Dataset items

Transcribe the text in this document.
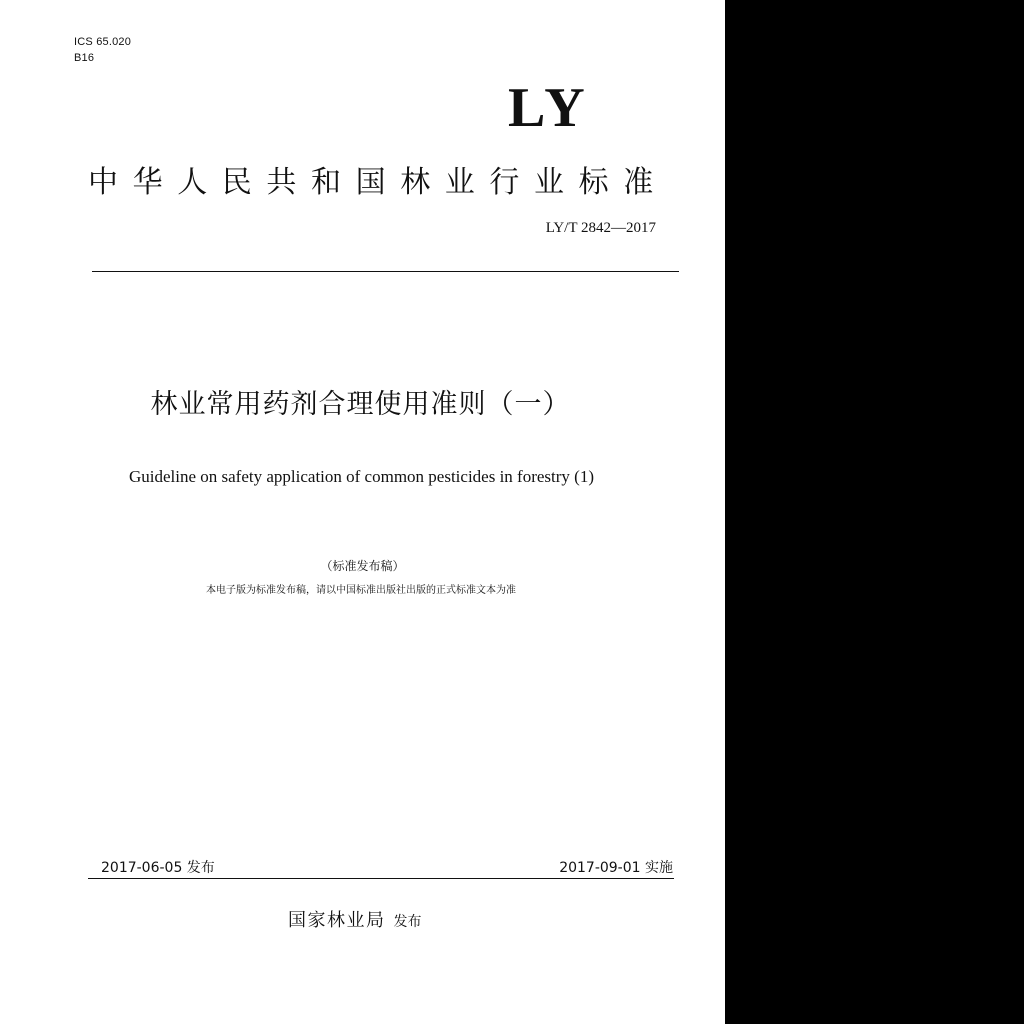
ICS 65.020
B16
LY
中华人民共和国林业行业标准
LY/T 2842—2017
林业常用药剂合理使用准则（一）
Guideline on safety application of common pesticides in forestry (1)
（标准发布稿）
本电子版为标准发布稿，请以中国标准出版社出版的正式标准文本为准
2017-06-05 发布	2017-09-01 实施
国家林业局 发布
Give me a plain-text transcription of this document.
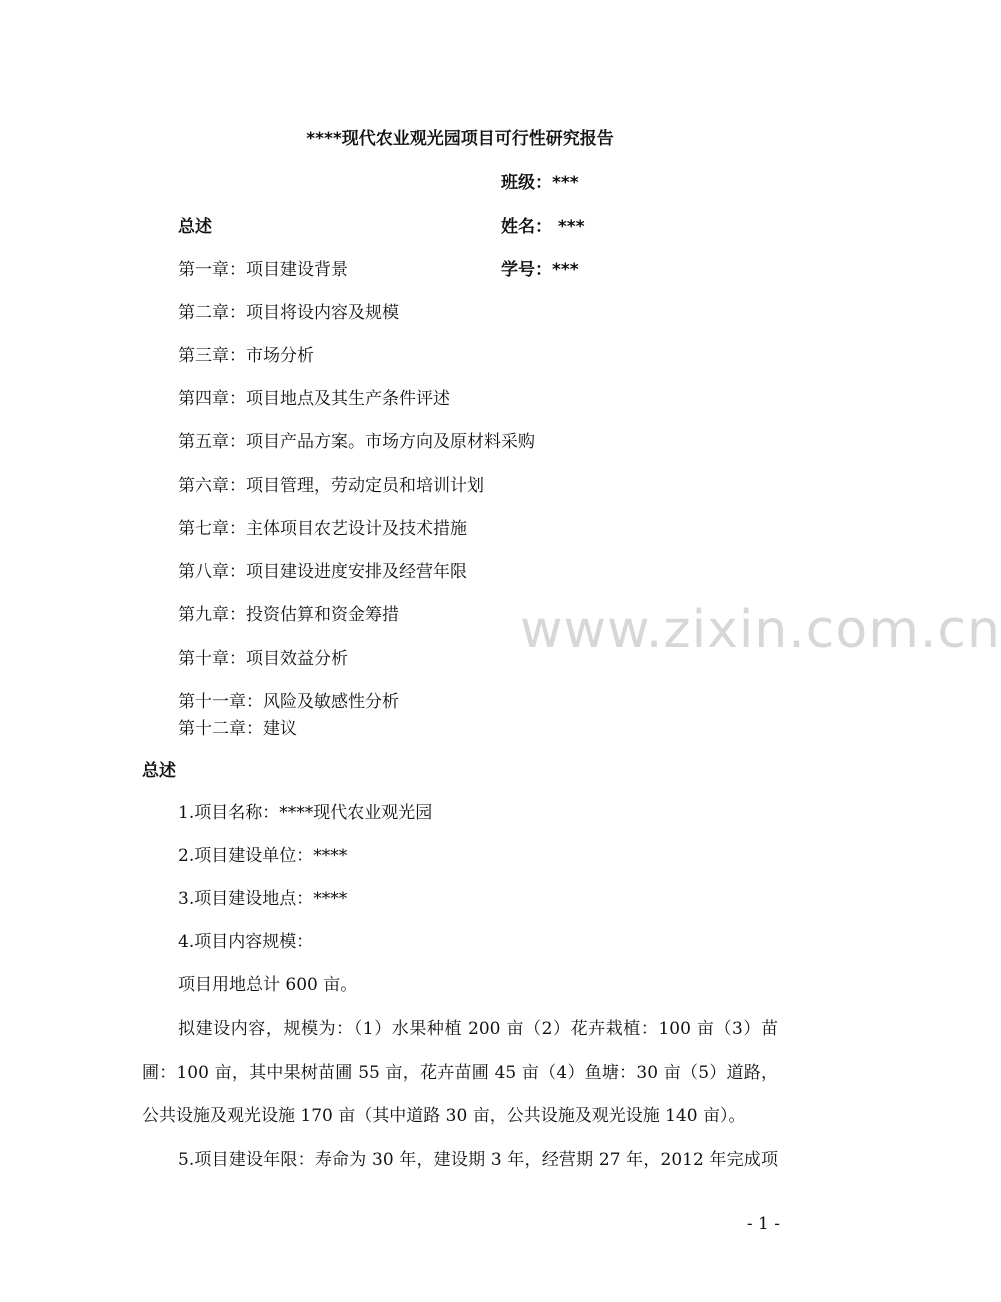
www.zixin.com.cn
****现代农业观光园项目可行性研究报告
班级：***
总述	姓名： ***
学号：***
第一章：项目建设背景
第二章：项目将设内容及规模
第三章：市场分析
第四章：项目地点及其生产条件评述
第五章：项目产品方案。市场方向及原材料采购
第六章：项目管理，劳动定员和培训计划
第七章：主体项目农艺设计及技术措施
第八章：项目建设进度安排及经营年限
第九章：投资估算和资金筹措
第十章：项目效益分析
第十一章：风险及敏感性分析
第十二章：建议
总述
1.项目名称：****现代农业观光园
2.项目建设单位：****
3.项目建设地点：****
4.项目内容规模：
项目用地总计 600 亩。
拟建设内容，规模为：（1）水果种植 200 亩（2）花卉栽植：100 亩（3）苗
圃：100 亩，其中果树苗圃 55 亩，花卉苗圃 45 亩（4）鱼塘：30 亩（5）道路，
公共设施及观光设施 170 亩（其中道路 30 亩，公共设施及观光设施 140 亩）。
5.项目建设年限：寿命为 30 年，建设期 3 年，经营期 27 年，2012 年完成项
- 1 -
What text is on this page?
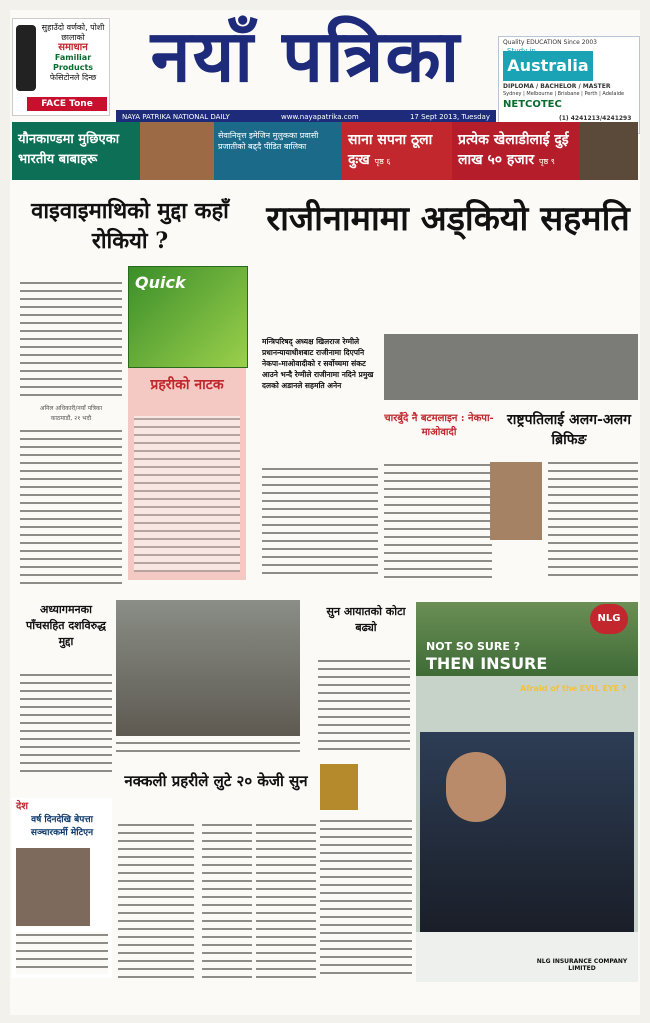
सुहाउँदो वर्णको, पोशी छालाको
समाधान
Familiar Products
फेसिटोनले दिन्छ
FACE Tone
नयाँ पत्रिका
NAYA PATRIKA NATIONAL DAILY	www.nayapatrika.com	17 Sept 2013, Tuesday
Quality EDUCATION Since 2003
Australia
DIPLOMA / BACHELOR / MASTER
Sydney | Melbourne | Brisbane | Perth | Adelaide
NETCOTEC
(1) 4241213/4241293
यौनकाण्डमा मुछिएका भारतीय बाबाहरू
सेवानिवृत्त इमेजिन मुलुकका प्रवासी प्रजातीको बढ्दै पीडित बालिका	साना सपना ठूला दुःख पृष्ठ ६
प्रत्येक खेलाडीलाई दुई लाख ५० हजार पृष्ठ ९
वाइवाइमाथिको मुद्दा कहाँ रोकियो ?
अनिल अधिकारी/नयाँ पत्रिका
काठमाडौं, २१ भदौ
Quick
प्रहरीको नाटक
राजीनामामा अड्कियो सहमति
मन्त्रिपरिषद् अध्यक्ष खिलराज रेग्मीले प्रधानन्यायाधीशबाट राजीनामा दिएपनि नेकपा-माओवादीको र सर्वोच्चमा संकट आउने भन्दै रेग्मीले राजीनामा नदिने प्रमुख दलको अडानले सहमति अनेन
चारबुँदे नै बटमलाइन : नेकपा-माओवादी
राष्ट्रपतिलाई अलग-अलग ब्रिफिङ
अध्यागमनका पाँचसहित दशविरुद्ध मुद्दा
सुन आयातको कोटा बढ्यो
नक्कली प्रहरीले लुटे २० केजी सुन
देश
वर्ष दिनदेखि बेपत्ता सञ्चारकर्मी मेटिएन
NLG
NOT SO SURE ?
THEN INSURE
Afraid of the EVIL EYE ?
NLG INSURANCE COMPANY LIMITED
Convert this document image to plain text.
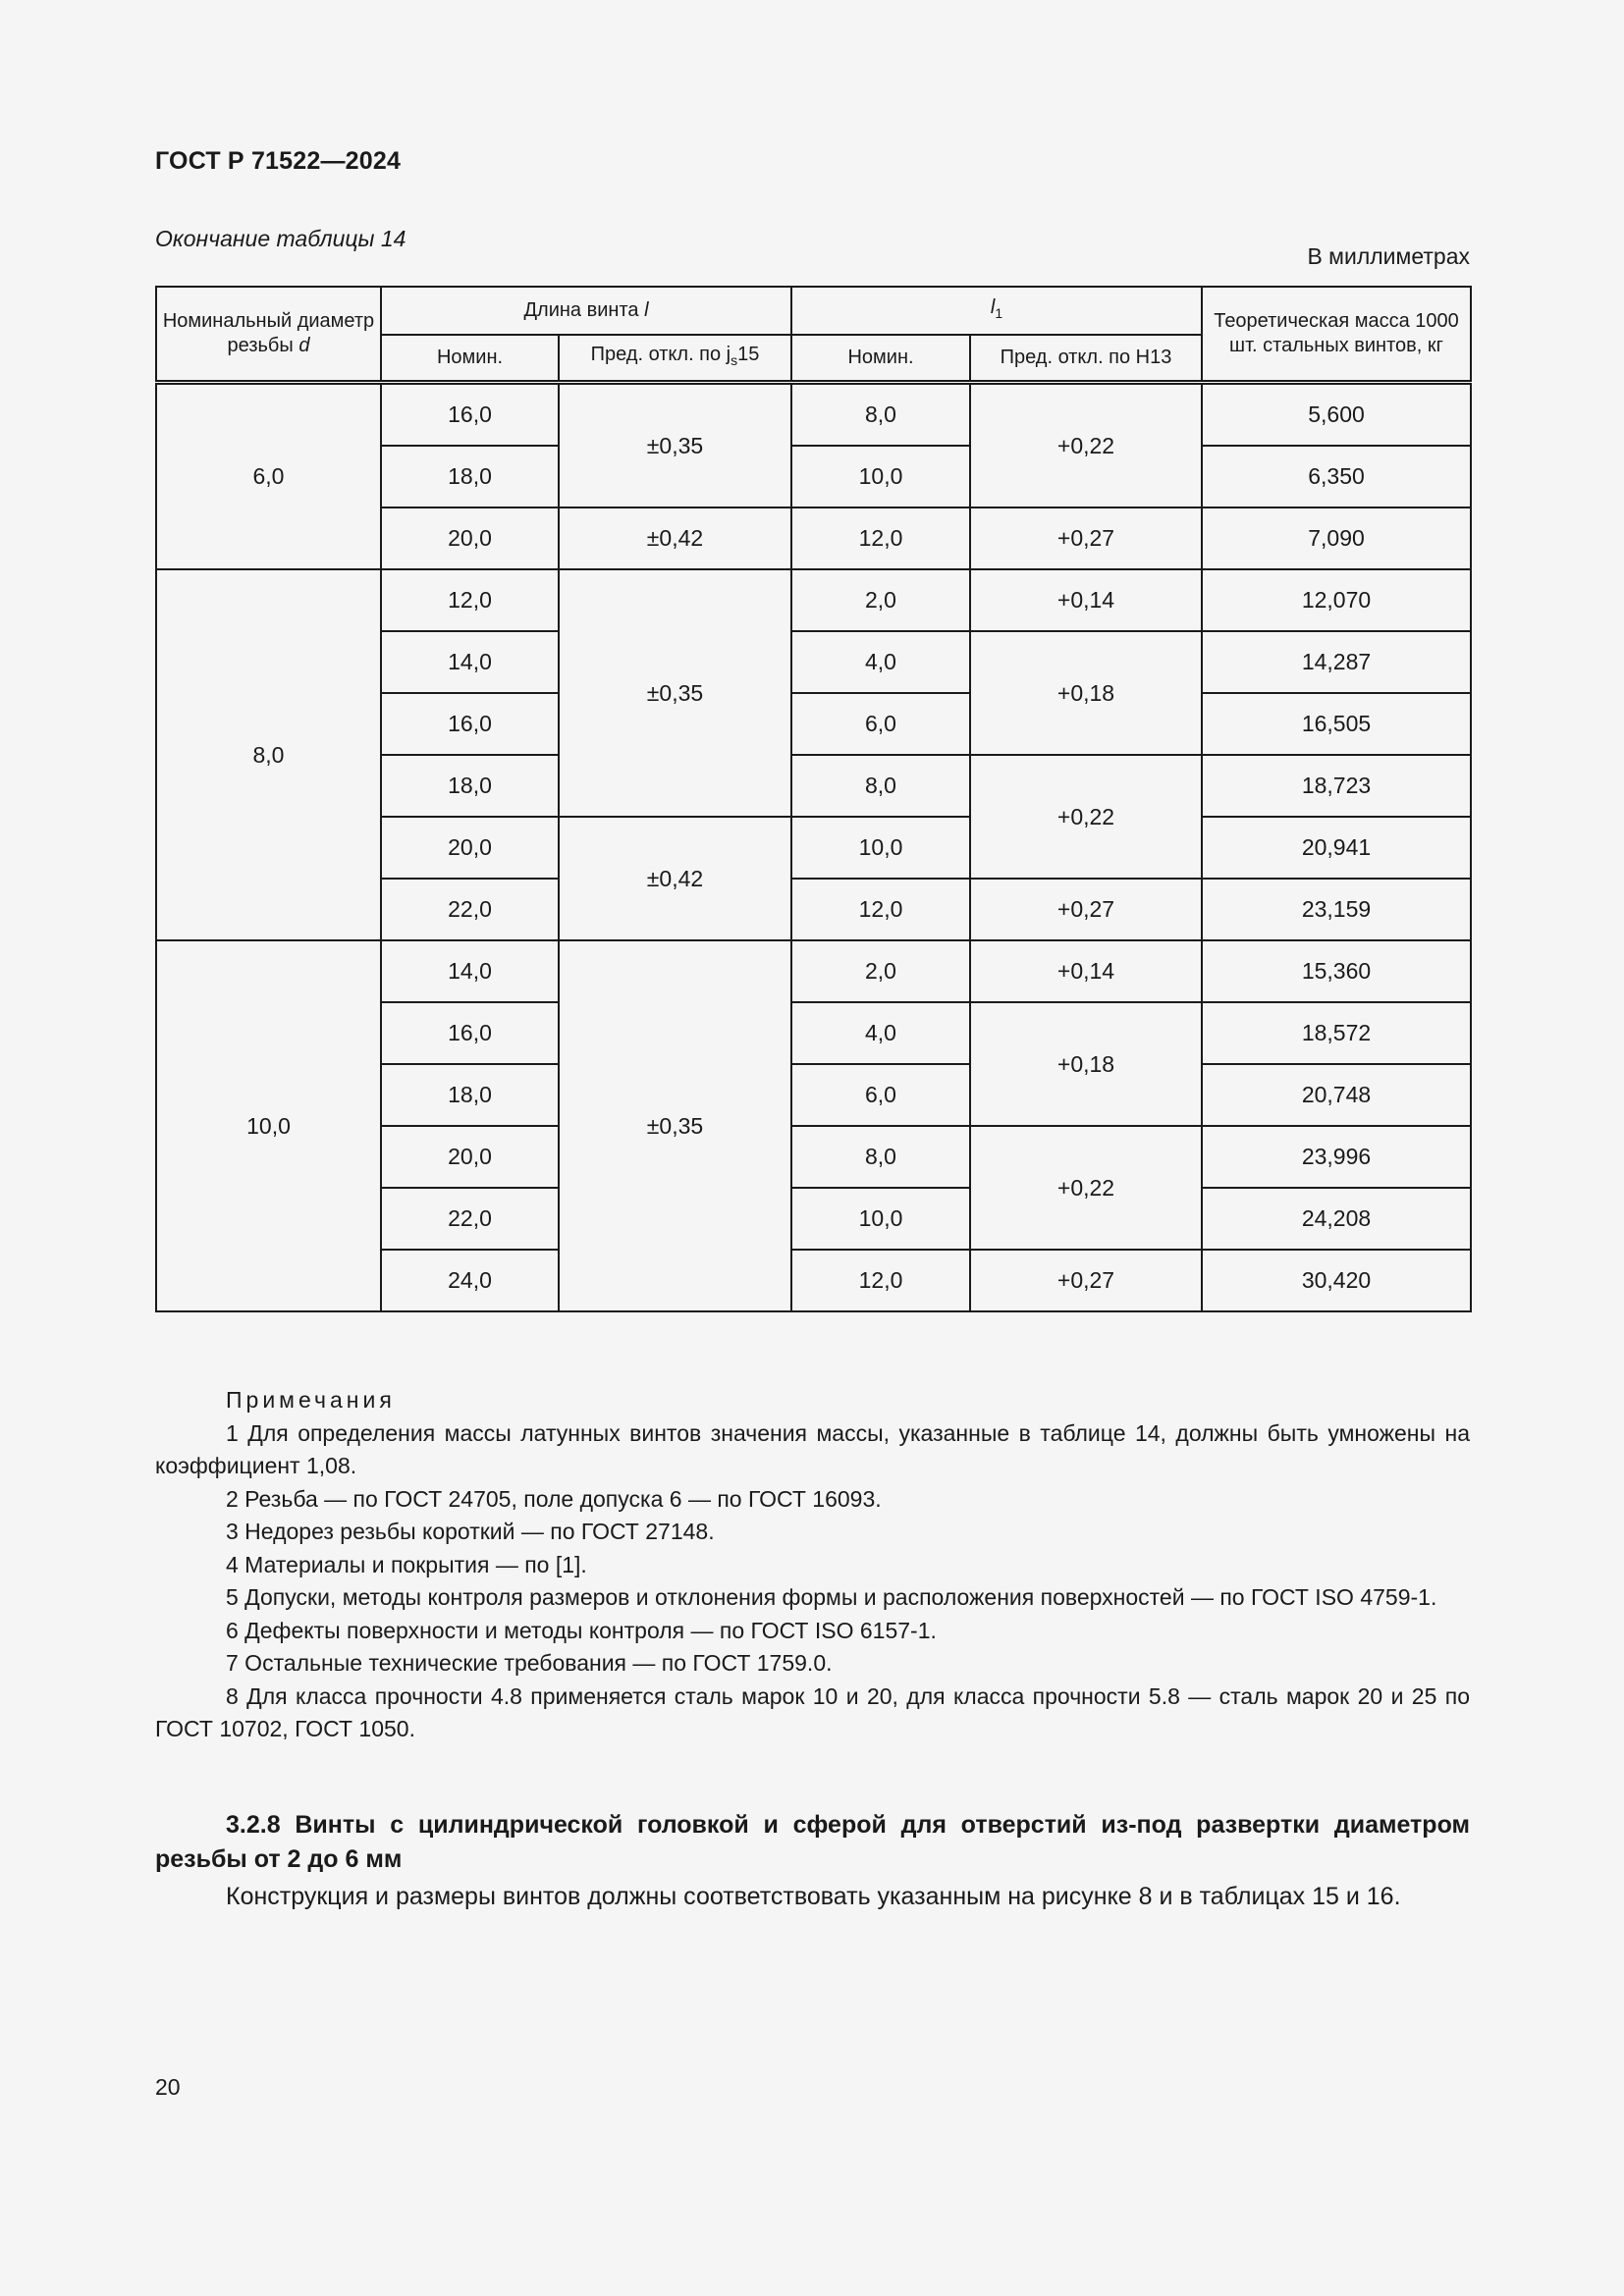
ГОСТ Р 71522—2024
Окончание таблицы 14
В миллиметрах
Номинальный диаметр резьбы d	Длина винта l		$l_1$		Теоретическая масса 1000 шт. стальных винтов, кг
	Номин.	Пред. откл. по $j_s15$	Номин.	Пред. откл. по H13	
6,0	16,0	±0,35	8,0	+0,22	5,600
	18,0		10,0		6,350
	20,0	±0,42	12,0	+0,27	7,090
8,0	12,0	±0,35	2,0	+0,14	12,070
	14,0		4,0	+0,18	14,287
	16,0		6,0		16,505
	18,0		8,0	+0,22	18,723
	20,0	±0,42	10,0		20,941
	22,0		12,0	+0,27	23,159
10,0	14,0	±0,35	2,0	+0,14	15,360
	16,0		4,0	+0,18	18,572
	18,0		6,0		20,748
	20,0		8,0	+0,22	23,996
	22,0		10,0		24,208
	24,0		12,0	+0,27	30,420

Примечания

1 Для определения массы латунных винтов значения массы, указанные в таблице 14, должны быть умножены на коэффициент 1,08.

2 Резьба — по ГОСТ 24705, поле допуска 6 — по ГОСТ 16093.

3 Недорез резьбы короткий — по ГОСТ 27148.

4 Материалы и покрытия — по [1].

5 Допуски, методы контроля размеров и отклонения формы и расположения поверхностей — по ГОСТ ISO 4759-1.

6 Дефекты поверхности и методы контроля — по ГОСТ ISO 6157-1.

7 Остальные технические требования — по ГОСТ 1759.0.

8 Для класса прочности 4.8 применяется сталь марок 10 и 20, для класса прочности 5.8 — сталь марок 20 и 25 по ГОСТ 10702, ГОСТ 1050.

3.2.8 Винты с цилиндрической головкой и сферой для отверстий из-под развертки диаметром резьбы от 2 до 6 мм

Конструкция и размеры винтов должны соответствовать указанным на рисунке 8 и в таблицах 15 и 16.

20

# [WHAT THIS TASK INVOLVES]
Make an exact copy of all entries above, dropping the images.

# [REPLY TO THE EXERCISE]
Transcribe the text in this document.
ICS 65.020
B16
LY
中华人民共和国林业行业标准
LY/T 2842—2017
林业常用药剂合理使用准则（一）
Guideline on safety application of common pesticides in forestry (1)
（标准发布稿）
本电子版为标准发布稿，请以中国标准出版社出版的正式标准文本为准
2017-06-05 发布	2017-09-01 实施
国家林业局 发布
Give me a plain-text transcription of this document.
www.zixin.com.cn
****现代农业观光园项目可行性研究报告
班级：***
总述	姓名： ***
学号：***
第一章：项目建设背景
第二章：项目将设内容及规模
第三章：市场分析
第四章：项目地点及其生产条件评述
第五章：项目产品方案。市场方向及原材料采购
第六章：项目管理，劳动定员和培训计划
第七章：主体项目农艺设计及技术措施
第八章：项目建设进度安排及经营年限
第九章：投资估算和资金筹措
第十章：项目效益分析
第十一章：风险及敏感性分析
第十二章：建议
总述
1.项目名称：****现代农业观光园
2.项目建设单位：****
3.项目建设地点：****
4.项目内容规模：
项目用地总计 600 亩。
拟建设内容，规模为：（1）水果种植 200 亩（2）花卉栽植：100 亩（3）苗
圃：100 亩，其中果树苗圃 55 亩，花卉苗圃 45 亩（4）鱼塘：30 亩（5）道路，
公共设施及观光设施 170 亩（其中道路 30 亩，公共设施及观光设施 140 亩）。
5.项目建设年限：寿命为 30 年，建设期 3 年，经营期 27 年，2012 年完成项
- 1 -
What text is on this page?
सुहाउँदो वर्णको, पोशी छालाको
समाधान
Familiar Products
फेसिटोनले दिन्छ
FACE Tone
नयाँ पत्रिका
NAYA PATRIKA NATIONAL DAILY	www.nayapatrika.com	17 Sept 2013, Tuesday
Quality EDUCATION Since 2003
Australia
DIPLOMA / BACHELOR / MASTER
Sydney | Melbourne | Brisbane | Perth | Adelaide
NETCOTEC
(1) 4241213/4241293
यौनकाण्डमा मुछिएका भारतीय बाबाहरू
सेवानिवृत्त इमेजिन मुलुकका प्रवासी प्रजातीको बढ्दै पीडित बालिका	साना सपना ठूला दुःख पृष्ठ ६
प्रत्येक खेलाडीलाई दुई लाख ५० हजार पृष्ठ ९
वाइवाइमाथिको मुद्दा कहाँ रोकियो ?
अनिल अधिकारी/नयाँ पत्रिका
काठमाडौं, २१ भदौ
Quick
प्रहरीको नाटक
राजीनामामा अड्कियो सहमति
मन्त्रिपरिषद् अध्यक्ष खिलराज रेग्मीले प्रधानन्यायाधीशबाट राजीनामा दिएपनि नेकपा-माओवादीको र सर्वोच्चमा संकट आउने भन्दै रेग्मीले राजीनामा नदिने प्रमुख दलको अडानले सहमति अनेन
चारबुँदे नै बटमलाइन : नेकपा-माओवादी
राष्ट्रपतिलाई अलग-अलग ब्रिफिङ
अध्यागमनका पाँचसहित दशविरुद्ध मुद्दा
सुन आयातको कोटा बढ्यो
नक्कली प्रहरीले लुटे २० केजी सुन
देश
वर्ष दिनदेखि बेपत्ता सञ्चारकर्मी मेटिएन
NLG
NOT SO SURE ?
THEN INSURE
Afraid of the EVIL EYE ?
NLG INSURANCE COMPANY LIMITED
Convert this document image to plain text.
ГОСТ Р 71522—2024
Окончание таблицы 14
В миллиметрах
Номинальный диаметр резьбы d	Длина винта l		$l_1$		Теоретическая масса 1000 шт. стальных винтов, кг
	Номин.	Пред. откл. по $j_s15$	Номин.	Пред. откл. по H13	
6,0	16,0	±0,35	8,0	+0,22	5,600
	18,0		10,0		6,350
	20,0	±0,42	12,0	+0,27	7,090
8,0	12,0	±0,35	2,0	+0,14	12,070
	14,0		4,0	+0,18	14,287
	16,0		6,0		16,505
	18,0		8,0	+0,22	18,723
	20,0	±0,42	10,0		20,941
	22,0		12,0	+0,27	23,159
10,0	14,0	±0,35	2,0	+0,14	15,360
	16,0		4,0	+0,18	18,572
	18,0		6,0		20,748
	20,0		8,0	+0,22	23,996
	22,0		10,0		24,208
	24,0		12,0	+0,27	30,420

Примечания

1 Для определения массы латунных винтов значения массы, указанные в таблице 14, должны быть умножены на коэффициент 1,08.

2 Резьба — по ГОСТ 24705, поле допуска 6 — по ГОСТ 16093.

3 Недорез резьбы короткий — по ГОСТ 27148.

4 Материалы и покрытия — по [1].

5 Допуски, методы контроля размеров и отклонения формы и расположения поверхностей — по ГОСТ ISO 4759-1.

6 Дефекты поверхности и методы контроля — по ГОСТ ISO 6157-1.

7 Остальные технические требования — по ГОСТ 1759.0.

8 Для класса прочности 4.8 применяется сталь марок 10 и 20, для класса прочности 5.8 — сталь марок 20 и 25 по ГОСТ 10702, ГОСТ 1050.

3.2.8 Винты с цилиндрической головкой и сферой для отверстий из-под развертки диаметром резьбы от 2 до 6 мм

Конструкция и размеры винтов должны соответствовать указанным на рисунке 8 и в таблицах 15 и 16.

20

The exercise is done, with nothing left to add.